--- start of Material provided ---
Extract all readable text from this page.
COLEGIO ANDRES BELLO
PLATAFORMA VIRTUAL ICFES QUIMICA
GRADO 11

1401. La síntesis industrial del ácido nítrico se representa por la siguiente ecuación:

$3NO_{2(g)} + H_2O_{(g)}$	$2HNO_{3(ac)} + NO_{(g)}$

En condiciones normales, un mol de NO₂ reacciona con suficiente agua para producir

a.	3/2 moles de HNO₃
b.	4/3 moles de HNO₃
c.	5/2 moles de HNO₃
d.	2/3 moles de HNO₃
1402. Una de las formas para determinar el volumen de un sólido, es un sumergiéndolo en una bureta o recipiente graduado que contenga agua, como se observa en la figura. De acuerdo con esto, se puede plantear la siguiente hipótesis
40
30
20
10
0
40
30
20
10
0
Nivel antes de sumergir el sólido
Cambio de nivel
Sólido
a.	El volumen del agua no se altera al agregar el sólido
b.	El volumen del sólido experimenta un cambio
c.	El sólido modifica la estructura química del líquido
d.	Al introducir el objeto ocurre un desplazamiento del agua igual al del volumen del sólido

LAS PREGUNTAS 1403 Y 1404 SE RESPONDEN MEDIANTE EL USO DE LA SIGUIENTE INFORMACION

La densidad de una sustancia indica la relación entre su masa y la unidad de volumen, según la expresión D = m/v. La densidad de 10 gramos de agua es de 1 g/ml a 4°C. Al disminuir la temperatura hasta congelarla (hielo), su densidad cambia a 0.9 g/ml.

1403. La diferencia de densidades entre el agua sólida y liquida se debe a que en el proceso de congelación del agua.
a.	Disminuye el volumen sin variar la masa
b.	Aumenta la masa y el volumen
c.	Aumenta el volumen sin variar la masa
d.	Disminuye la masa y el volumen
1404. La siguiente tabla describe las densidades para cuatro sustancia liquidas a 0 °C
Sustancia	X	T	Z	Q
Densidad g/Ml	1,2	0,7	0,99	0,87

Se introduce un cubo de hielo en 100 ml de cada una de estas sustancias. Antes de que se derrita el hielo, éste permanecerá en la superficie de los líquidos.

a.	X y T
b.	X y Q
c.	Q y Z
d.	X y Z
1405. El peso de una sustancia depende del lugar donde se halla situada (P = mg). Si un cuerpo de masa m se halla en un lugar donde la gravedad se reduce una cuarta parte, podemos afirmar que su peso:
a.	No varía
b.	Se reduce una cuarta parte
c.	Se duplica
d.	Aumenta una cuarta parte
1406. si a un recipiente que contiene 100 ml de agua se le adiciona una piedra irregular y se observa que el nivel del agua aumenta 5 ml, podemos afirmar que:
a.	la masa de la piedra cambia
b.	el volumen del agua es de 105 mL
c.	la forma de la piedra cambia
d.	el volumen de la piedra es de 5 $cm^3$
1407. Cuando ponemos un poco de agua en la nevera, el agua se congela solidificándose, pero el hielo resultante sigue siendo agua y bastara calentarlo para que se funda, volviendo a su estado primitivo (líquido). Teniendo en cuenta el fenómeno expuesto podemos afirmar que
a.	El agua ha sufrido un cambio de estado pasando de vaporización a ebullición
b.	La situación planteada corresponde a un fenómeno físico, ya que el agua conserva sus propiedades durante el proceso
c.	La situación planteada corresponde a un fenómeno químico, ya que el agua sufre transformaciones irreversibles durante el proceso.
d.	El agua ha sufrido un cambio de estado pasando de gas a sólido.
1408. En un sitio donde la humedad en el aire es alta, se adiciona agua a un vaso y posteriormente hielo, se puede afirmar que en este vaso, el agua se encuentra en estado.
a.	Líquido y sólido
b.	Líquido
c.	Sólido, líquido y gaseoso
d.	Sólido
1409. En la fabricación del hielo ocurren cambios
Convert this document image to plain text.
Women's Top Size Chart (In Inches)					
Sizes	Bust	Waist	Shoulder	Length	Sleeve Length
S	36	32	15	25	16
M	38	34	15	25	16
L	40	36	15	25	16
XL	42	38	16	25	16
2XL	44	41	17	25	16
--- end of Material provided ---
Task instructions ▸
Where a line above contains the word "planteada", copy that line.

Answer for the task ▸
b.	La situación planteada corresponde a un fenómeno físico, ya que el agua conserva sus propiedades durante el proceso
c.	La situación planteada corresponde a un fenómeno químico, ya que el agua sufre transformaciones irreversibles durante el proceso.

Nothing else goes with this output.